WRITTEN TASK: Only the lines from the one containing "Output a JSON" to the end of the records should be written out, exactly and with both ends included; pictures are excluded.

MATERIAL SUPPLIED:
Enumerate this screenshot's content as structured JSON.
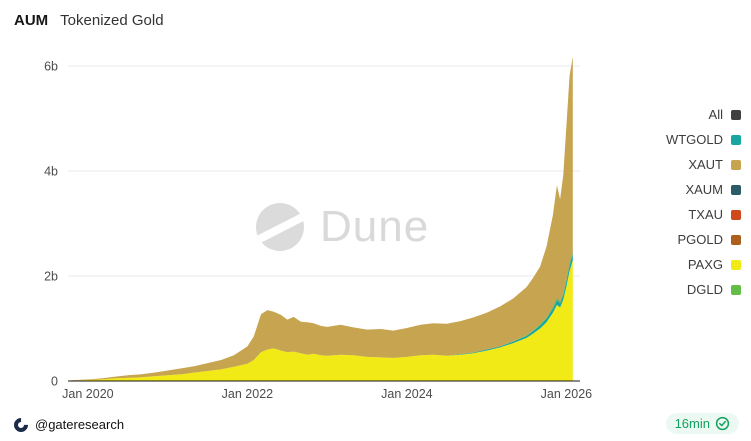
{
  "header": {
    "title_bold": "AUM",
    "title_rest": "Tokenized Gold"
  },
  "watermark": {
    "text": "Dune"
  },
  "footer": {
    "author_handle": "@gateresearch",
    "refresh_age": "16min"
  },
  "colors": {
    "background": "#ffffff",
    "grid": "#e9e9e9",
    "axis": "#161616",
    "tick_text": "#4d4d4d",
    "watermark": "#d9d9d9",
    "refresh_green": "#14a05f"
  },
  "chart_data": {
    "type": "area",
    "stacked": true,
    "title": "AUM Tokenized Gold",
    "xlabel": "",
    "ylabel": "",
    "grid": "horizontal",
    "legend_position": "right",
    "xlim": [
      2019.75,
      2026.17
    ],
    "ylim": [
      0,
      6.3
    ],
    "xticks": [
      {
        "v": 2020,
        "label": "Jan 2020"
      },
      {
        "v": 2022,
        "label": "Jan 2022"
      },
      {
        "v": 2024,
        "label": "Jan 2024"
      },
      {
        "v": 2026,
        "label": "Jan 2026"
      }
    ],
    "yticks": [
      {
        "v": 0,
        "label": "0"
      },
      {
        "v": 2,
        "label": "2b"
      },
      {
        "v": 4,
        "label": "4b"
      },
      {
        "v": 6,
        "label": "6b"
      }
    ],
    "x": [
      2019.79,
      2020.0,
      2020.17,
      2020.33,
      2020.5,
      2020.67,
      2020.83,
      2021.0,
      2021.17,
      2021.33,
      2021.5,
      2021.67,
      2021.83,
      2022.0,
      2022.08,
      2022.17,
      2022.25,
      2022.33,
      2022.42,
      2022.5,
      2022.58,
      2022.67,
      2022.75,
      2022.83,
      2022.92,
      2023.0,
      2023.17,
      2023.33,
      2023.5,
      2023.67,
      2023.83,
      2024.0,
      2024.17,
      2024.33,
      2024.5,
      2024.67,
      2024.83,
      2025.0,
      2025.17,
      2025.33,
      2025.5,
      2025.58,
      2025.67,
      2025.75,
      2025.83,
      2025.88,
      2025.92,
      2025.96,
      2026.0,
      2026.04,
      2026.08
    ],
    "series": [
      {
        "name": "PAXG",
        "color": "#f2ea16",
        "values": [
          0.01,
          0.02,
          0.03,
          0.05,
          0.06,
          0.07,
          0.09,
          0.11,
          0.13,
          0.16,
          0.19,
          0.22,
          0.27,
          0.33,
          0.4,
          0.55,
          0.6,
          0.62,
          0.58,
          0.55,
          0.56,
          0.53,
          0.5,
          0.52,
          0.49,
          0.48,
          0.5,
          0.49,
          0.46,
          0.45,
          0.44,
          0.46,
          0.49,
          0.5,
          0.48,
          0.5,
          0.53,
          0.58,
          0.64,
          0.72,
          0.82,
          0.9,
          1.0,
          1.12,
          1.3,
          1.45,
          1.4,
          1.55,
          1.8,
          2.1,
          2.3
        ]
      },
      {
        "name": "WTGOLD",
        "color": "#18a7a0",
        "values": [
          0,
          0,
          0,
          0,
          0,
          0,
          0,
          0,
          0,
          0,
          0,
          0,
          0,
          0,
          0,
          0,
          0,
          0,
          0,
          0,
          0,
          0,
          0,
          0,
          0,
          0,
          0,
          0,
          0,
          0,
          0,
          0,
          0,
          0,
          0,
          0.01,
          0.01,
          0.02,
          0.02,
          0.03,
          0.04,
          0.05,
          0.06,
          0.07,
          0.08,
          0.09,
          0.08,
          0.09,
          0.1,
          0.11,
          0.12
        ]
      },
      {
        "name": "DGLD",
        "color": "#63bd46",
        "values": [
          0,
          0,
          0,
          0,
          0,
          0,
          0,
          0,
          0,
          0,
          0,
          0,
          0,
          0,
          0,
          0,
          0,
          0,
          0,
          0,
          0,
          0,
          0,
          0,
          0,
          0,
          0,
          0,
          0,
          0,
          0,
          0,
          0,
          0,
          0,
          0,
          0,
          0,
          0,
          0,
          0.01,
          0.01,
          0.02,
          0.02,
          0.02,
          0.03,
          0.02,
          0.03,
          0.03,
          0.03,
          0.03
        ]
      },
      {
        "name": "XAUM",
        "color": "#2a5b66",
        "values": [
          0,
          0,
          0,
          0,
          0,
          0,
          0,
          0,
          0,
          0,
          0,
          0,
          0,
          0,
          0,
          0,
          0,
          0,
          0,
          0,
          0,
          0,
          0,
          0,
          0,
          0,
          0,
          0,
          0,
          0,
          0,
          0,
          0,
          0,
          0,
          0,
          0,
          0,
          0,
          0,
          0,
          0,
          0,
          0,
          0.01,
          0.01,
          0.01,
          0.01,
          0.01,
          0.01,
          0.01
        ]
      },
      {
        "name": "TXAU",
        "color": "#d0491d",
        "values": [
          0,
          0,
          0,
          0,
          0,
          0,
          0,
          0,
          0,
          0,
          0,
          0,
          0,
          0,
          0,
          0,
          0,
          0,
          0,
          0,
          0,
          0,
          0,
          0,
          0,
          0,
          0,
          0,
          0,
          0,
          0,
          0,
          0,
          0,
          0,
          0,
          0,
          0,
          0,
          0,
          0,
          0,
          0,
          0,
          0,
          0,
          0,
          0,
          0.01,
          0.01,
          0.01
        ]
      },
      {
        "name": "PGOLD",
        "color": "#ad5f1e",
        "values": [
          0,
          0,
          0,
          0,
          0,
          0,
          0,
          0,
          0,
          0,
          0,
          0,
          0,
          0,
          0,
          0,
          0,
          0,
          0,
          0,
          0,
          0,
          0,
          0,
          0,
          0,
          0,
          0,
          0,
          0,
          0,
          0,
          0,
          0,
          0,
          0,
          0,
          0,
          0,
          0,
          0,
          0,
          0,
          0,
          0,
          0,
          0,
          0,
          0.01,
          0.01,
          0.01
        ]
      },
      {
        "name": "XAUT",
        "color": "#c7a44f",
        "values": [
          0.005,
          0.01,
          0.02,
          0.03,
          0.05,
          0.06,
          0.07,
          0.09,
          0.11,
          0.12,
          0.15,
          0.18,
          0.22,
          0.33,
          0.45,
          0.72,
          0.75,
          0.7,
          0.68,
          0.62,
          0.66,
          0.6,
          0.62,
          0.58,
          0.56,
          0.55,
          0.57,
          0.53,
          0.52,
          0.54,
          0.52,
          0.55,
          0.58,
          0.6,
          0.61,
          0.63,
          0.67,
          0.7,
          0.76,
          0.82,
          0.92,
          1.0,
          1.1,
          1.35,
          1.75,
          2.15,
          1.95,
          2.25,
          2.9,
          3.55,
          3.7
        ]
      }
    ],
    "legend": [
      {
        "label": "All",
        "color": "#3f3f3f"
      },
      {
        "label": "WTGOLD",
        "color": "#18a7a0"
      },
      {
        "label": "XAUT",
        "color": "#c7a44f"
      },
      {
        "label": "XAUM",
        "color": "#2a5b66"
      },
      {
        "label": "TXAU",
        "color": "#d0491d"
      },
      {
        "label": "PGOLD",
        "color": "#ad5f1e"
      },
      {
        "label": "PAXG",
        "color": "#f2ea16"
      },
      {
        "label": "DGLD",
        "color": "#63bd46"
      }
    ]
  }
}
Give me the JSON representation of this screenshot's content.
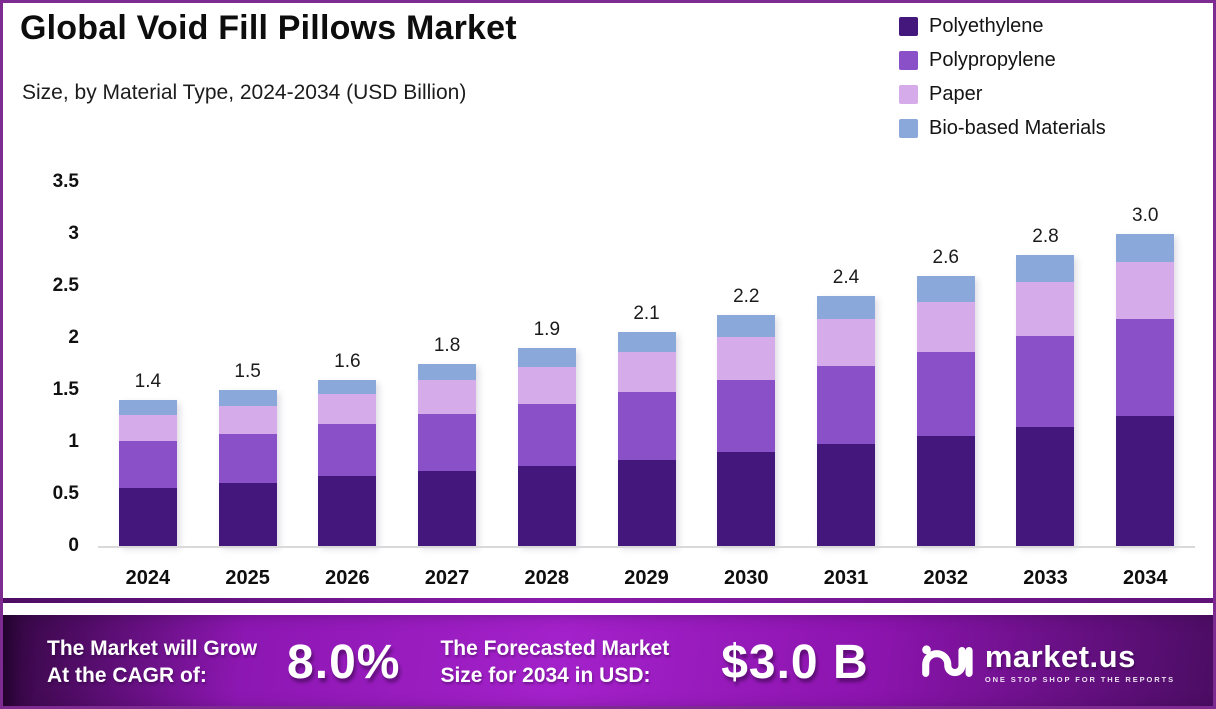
{
  "title": "Global Void Fill Pillows Market",
  "subtitle": "Size, by Material Type, 2024-2034 (USD Billion)",
  "legend": [
    {
      "label": "Polyethylene",
      "color": "#44177c"
    },
    {
      "label": "Polypropylene",
      "color": "#8a50c8"
    },
    {
      "label": "Paper",
      "color": "#d6abe9"
    },
    {
      "label": "Bio-based Materials",
      "color": "#8ba8db"
    }
  ],
  "chart_data": {
    "type": "bar",
    "stacked": true,
    "title": "Global Void Fill Pillows Market Size, by Material Type, 2024-2034 (USD Billion)",
    "categories": [
      "2024",
      "2025",
      "2026",
      "2027",
      "2028",
      "2029",
      "2030",
      "2031",
      "2032",
      "2033",
      "2034"
    ],
    "series": [
      {
        "name": "Polyethylene",
        "color": "#44177c",
        "values": [
          0.56,
          0.61,
          0.67,
          0.72,
          0.77,
          0.83,
          0.9,
          0.98,
          1.06,
          1.14,
          1.25
        ]
      },
      {
        "name": "Polypropylene",
        "color": "#8a50c8",
        "values": [
          0.45,
          0.47,
          0.5,
          0.55,
          0.6,
          0.65,
          0.7,
          0.75,
          0.81,
          0.88,
          0.93
        ]
      },
      {
        "name": "Paper",
        "color": "#d6abe9",
        "values": [
          0.25,
          0.27,
          0.29,
          0.33,
          0.35,
          0.39,
          0.41,
          0.45,
          0.48,
          0.52,
          0.55
        ]
      },
      {
        "name": "Bio-based Materials",
        "color": "#8ba8db",
        "values": [
          0.14,
          0.15,
          0.14,
          0.15,
          0.18,
          0.19,
          0.21,
          0.22,
          0.25,
          0.26,
          0.27
        ]
      }
    ],
    "total_labels": [
      "1.4",
      "1.5",
      "1.6",
      "1.8",
      "1.9",
      "2.1",
      "2.2",
      "2.4",
      "2.6",
      "2.8",
      "3.0"
    ],
    "xlabel": "",
    "ylabel": "USD Billion",
    "ylim": [
      0,
      3.5
    ],
    "yticks": [
      "0",
      "0.5",
      "1",
      "1.5",
      "2",
      "2.5",
      "3",
      "3.5"
    ],
    "grid": false,
    "legend_position": "top-right"
  },
  "banner": {
    "cagr_caption_line1": "The Market will Grow",
    "cagr_caption_line2": "At the CAGR of:",
    "cagr_value": "8.0%",
    "forecast_caption_line1": "The Forecasted Market",
    "forecast_caption_line2": "Size for 2034 in USD:",
    "forecast_value": "$3.0 B",
    "brand_name": "market.us",
    "brand_tagline": "ONE STOP SHOP FOR THE REPORTS"
  },
  "colors": {
    "page_border": "#7d2b90",
    "banner_bright": "#a321ca",
    "banner_dark": "#330741",
    "baseline": "#d9d9d9"
  }
}
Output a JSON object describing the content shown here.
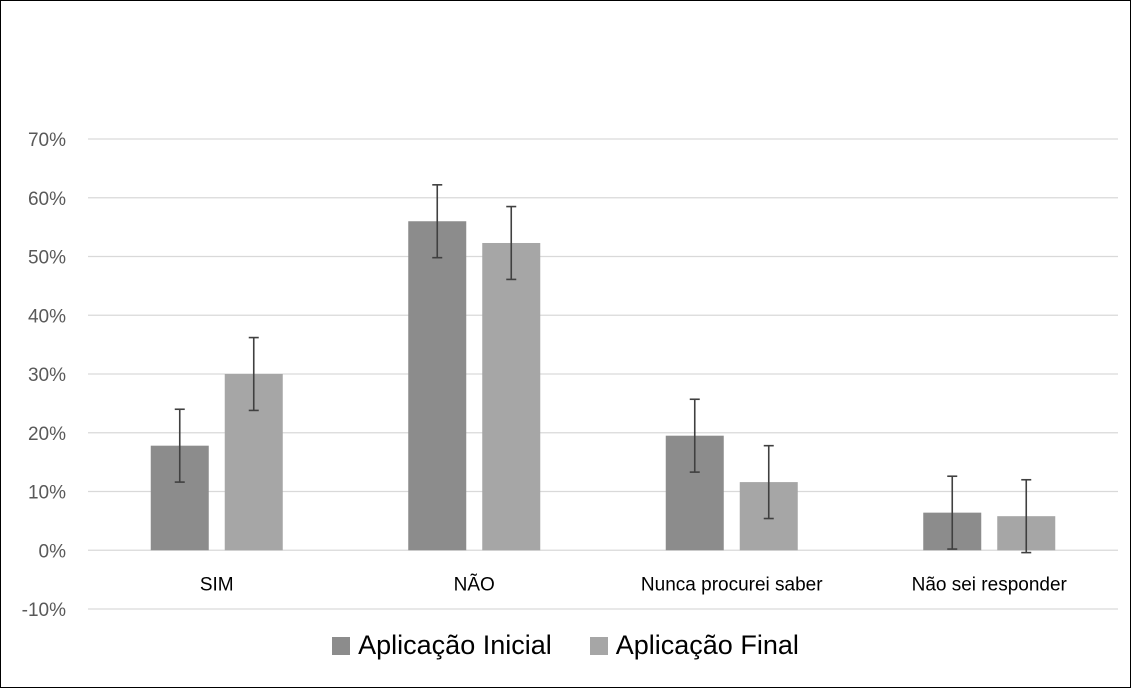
{
  "chart_data": {
    "type": "bar",
    "title": "",
    "xlabel": "",
    "ylabel": "",
    "categories": [
      "SIM",
      "NÃO",
      "Nunca procurei saber",
      "Não sei responder"
    ],
    "series": [
      {
        "name": "Aplicação Inicial",
        "color": "#8c8c8c",
        "values": [
          0.178,
          0.56,
          0.195,
          0.064
        ],
        "error": [
          0.062,
          0.062,
          0.062,
          0.062
        ]
      },
      {
        "name": "Aplicação Final",
        "color": "#a6a6a6",
        "values": [
          0.3,
          0.523,
          0.116,
          0.058
        ],
        "error": [
          0.062,
          0.062,
          0.062,
          0.062
        ]
      }
    ],
    "ylim": [
      -0.1,
      0.7
    ],
    "yticks": [
      -0.1,
      0,
      0.1,
      0.2,
      0.3,
      0.4,
      0.5,
      0.6,
      0.7
    ],
    "ytick_labels": [
      "-10%",
      "0%",
      "10%",
      "20%",
      "30%",
      "40%",
      "50%",
      "60%",
      "70%"
    ],
    "grid": true,
    "legend_position": "bottom"
  }
}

EXERCISE RESPONSE:
Output a JSON object describing the content shown here.
{
  "chart_data": {
    "type": "bar",
    "title": "",
    "xlabel": "",
    "ylabel": "",
    "categories": [
      "SIM",
      "NÃO",
      "Nunca procurei saber",
      "Não sei responder"
    ],
    "series": [
      {
        "name": "Aplicação Inicial",
        "color": "#8c8c8c",
        "values": [
          0.178,
          0.56,
          0.195,
          0.064
        ],
        "error": [
          0.062,
          0.062,
          0.062,
          0.062
        ]
      },
      {
        "name": "Aplicação Final",
        "color": "#a6a6a6",
        "values": [
          0.3,
          0.523,
          0.116,
          0.058
        ],
        "error": [
          0.062,
          0.062,
          0.062,
          0.062
        ]
      }
    ],
    "ylim": [
      -0.1,
      0.7
    ],
    "yticks": [
      -0.1,
      0,
      0.1,
      0.2,
      0.3,
      0.4,
      0.5,
      0.6,
      0.7
    ],
    "ytick_labels": [
      "-10%",
      "0%",
      "10%",
      "20%",
      "30%",
      "40%",
      "50%",
      "60%",
      "70%"
    ],
    "grid": true,
    "legend_position": "bottom"
  }
}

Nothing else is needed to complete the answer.